Will you write out all the entries below exactly?

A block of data
——
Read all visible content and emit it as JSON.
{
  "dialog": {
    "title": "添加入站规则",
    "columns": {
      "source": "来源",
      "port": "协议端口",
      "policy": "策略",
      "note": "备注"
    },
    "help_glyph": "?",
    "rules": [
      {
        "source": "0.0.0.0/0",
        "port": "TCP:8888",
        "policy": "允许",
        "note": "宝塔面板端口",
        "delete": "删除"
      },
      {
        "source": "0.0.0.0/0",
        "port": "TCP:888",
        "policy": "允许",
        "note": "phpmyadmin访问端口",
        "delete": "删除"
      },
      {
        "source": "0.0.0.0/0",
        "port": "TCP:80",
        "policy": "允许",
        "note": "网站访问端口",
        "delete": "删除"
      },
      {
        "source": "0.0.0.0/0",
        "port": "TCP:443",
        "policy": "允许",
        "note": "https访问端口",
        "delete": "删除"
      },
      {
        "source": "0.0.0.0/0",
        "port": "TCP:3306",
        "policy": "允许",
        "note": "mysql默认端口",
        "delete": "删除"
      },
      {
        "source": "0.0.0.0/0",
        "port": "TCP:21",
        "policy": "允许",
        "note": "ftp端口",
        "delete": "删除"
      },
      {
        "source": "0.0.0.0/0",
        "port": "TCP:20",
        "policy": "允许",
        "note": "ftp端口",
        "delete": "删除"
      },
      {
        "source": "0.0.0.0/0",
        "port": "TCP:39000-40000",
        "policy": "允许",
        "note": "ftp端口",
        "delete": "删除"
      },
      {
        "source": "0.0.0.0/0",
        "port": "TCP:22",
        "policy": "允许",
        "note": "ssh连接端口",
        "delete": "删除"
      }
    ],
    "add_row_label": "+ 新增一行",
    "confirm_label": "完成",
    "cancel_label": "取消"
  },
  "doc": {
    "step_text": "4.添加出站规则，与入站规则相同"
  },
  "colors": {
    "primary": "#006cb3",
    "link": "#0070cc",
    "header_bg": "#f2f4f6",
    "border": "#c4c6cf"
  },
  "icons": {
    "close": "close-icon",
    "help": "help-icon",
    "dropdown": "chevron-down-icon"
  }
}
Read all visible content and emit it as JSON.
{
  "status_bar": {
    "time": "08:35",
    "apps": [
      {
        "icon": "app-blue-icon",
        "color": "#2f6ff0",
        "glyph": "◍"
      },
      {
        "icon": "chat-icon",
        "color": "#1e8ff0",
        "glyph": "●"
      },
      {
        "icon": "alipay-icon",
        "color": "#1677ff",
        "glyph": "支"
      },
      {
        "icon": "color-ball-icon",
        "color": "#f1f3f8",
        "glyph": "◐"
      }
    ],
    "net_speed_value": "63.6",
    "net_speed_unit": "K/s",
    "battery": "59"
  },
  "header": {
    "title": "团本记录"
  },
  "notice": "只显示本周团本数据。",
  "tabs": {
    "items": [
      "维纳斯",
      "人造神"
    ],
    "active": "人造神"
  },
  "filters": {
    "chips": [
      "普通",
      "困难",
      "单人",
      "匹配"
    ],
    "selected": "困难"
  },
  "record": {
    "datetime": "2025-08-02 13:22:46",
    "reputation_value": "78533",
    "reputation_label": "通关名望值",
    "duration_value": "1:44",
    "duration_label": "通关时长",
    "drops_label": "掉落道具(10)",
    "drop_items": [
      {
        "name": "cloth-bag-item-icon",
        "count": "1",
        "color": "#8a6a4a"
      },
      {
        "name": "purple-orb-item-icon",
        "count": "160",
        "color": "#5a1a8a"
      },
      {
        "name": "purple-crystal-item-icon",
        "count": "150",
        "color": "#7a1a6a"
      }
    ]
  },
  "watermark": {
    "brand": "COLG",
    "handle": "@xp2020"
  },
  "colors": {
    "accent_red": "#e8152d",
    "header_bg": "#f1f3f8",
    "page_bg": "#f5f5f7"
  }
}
——
Answer for the task:
Read all visible content and emit it as JSON.
{
  "dialog": {
    "title": "添加入站规则",
    "columns": {
      "source": "来源",
      "port": "协议端口",
      "policy": "策略",
      "note": "备注"
    },
    "help_glyph": "?",
    "rules": [
      {
        "source": "0.0.0.0/0",
        "port": "TCP:8888",
        "policy": "允许",
        "note": "宝塔面板端口",
        "delete": "删除"
      },
      {
        "source": "0.0.0.0/0",
        "port": "TCP:888",
        "policy": "允许",
        "note": "phpmyadmin访问端口",
        "delete": "删除"
      },
      {
        "source": "0.0.0.0/0",
        "port": "TCP:80",
        "policy": "允许",
        "note": "网站访问端口",
        "delete": "删除"
      },
      {
        "source": "0.0.0.0/0",
        "port": "TCP:443",
        "policy": "允许",
        "note": "https访问端口",
        "delete": "删除"
      },
      {
        "source": "0.0.0.0/0",
        "port": "TCP:3306",
        "policy": "允许",
        "note": "mysql默认端口",
        "delete": "删除"
      },
      {
        "source": "0.0.0.0/0",
        "port": "TCP:21",
        "policy": "允许",
        "note": "ftp端口",
        "delete": "删除"
      },
      {
        "source": "0.0.0.0/0",
        "port": "TCP:20",
        "policy": "允许",
        "note": "ftp端口",
        "delete": "删除"
      },
      {
        "source": "0.0.0.0/0",
        "port": "TCP:39000-40000",
        "policy": "允许",
        "note": "ftp端口",
        "delete": "删除"
      },
      {
        "source": "0.0.0.0/0",
        "port": "TCP:22",
        "policy": "允许",
        "note": "ssh连接端口",
        "delete": "删除"
      }
    ],
    "add_row_label": "+ 新增一行",
    "confirm_label": "完成",
    "cancel_label": "取消"
  },
  "doc": {
    "step_text": "4.添加出站规则，与入站规则相同"
  },
  "colors": {
    "primary": "#006cb3",
    "link": "#0070cc",
    "header_bg": "#f2f4f6",
    "border": "#c4c6cf"
  },
  "icons": {
    "close": "close-icon",
    "help": "help-icon",
    "dropdown": "chevron-down-icon"
  }
}
Read all visible content and emit it as JSON.
{
  "status_bar": {
    "time": "08:35",
    "apps": [
      {
        "icon": "app-blue-icon",
        "color": "#2f6ff0",
        "glyph": "◍"
      },
      {
        "icon": "chat-icon",
        "color": "#1e8ff0",
        "glyph": "●"
      },
      {
        "icon": "alipay-icon",
        "color": "#1677ff",
        "glyph": "支"
      },
      {
        "icon": "color-ball-icon",
        "color": "#f1f3f8",
        "glyph": "◐"
      }
    ],
    "net_speed_value": "63.6",
    "net_speed_unit": "K/s",
    "battery": "59"
  },
  "header": {
    "title": "团本记录"
  },
  "notice": "只显示本周团本数据。",
  "tabs": {
    "items": [
      "维纳斯",
      "人造神"
    ],
    "active": "人造神"
  },
  "filters": {
    "chips": [
      "普通",
      "困难",
      "单人",
      "匹配"
    ],
    "selected": "困难"
  },
  "record": {
    "datetime": "2025-08-02 13:22:46",
    "reputation_value": "78533",
    "reputation_label": "通关名望值",
    "duration_value": "1:44",
    "duration_label": "通关时长",
    "drops_label": "掉落道具(10)",
    "drop_items": [
      {
        "name": "cloth-bag-item-icon",
        "count": "1",
        "color": "#8a6a4a"
      },
      {
        "name": "purple-orb-item-icon",
        "count": "160",
        "color": "#5a1a8a"
      },
      {
        "name": "purple-crystal-item-icon",
        "count": "150",
        "color": "#7a1a6a"
      }
    ]
  },
  "watermark": {
    "brand": "COLG",
    "handle": "@xp2020"
  },
  "colors": {
    "accent_red": "#e8152d",
    "header_bg": "#f1f3f8",
    "page_bg": "#f5f5f7"
  }
}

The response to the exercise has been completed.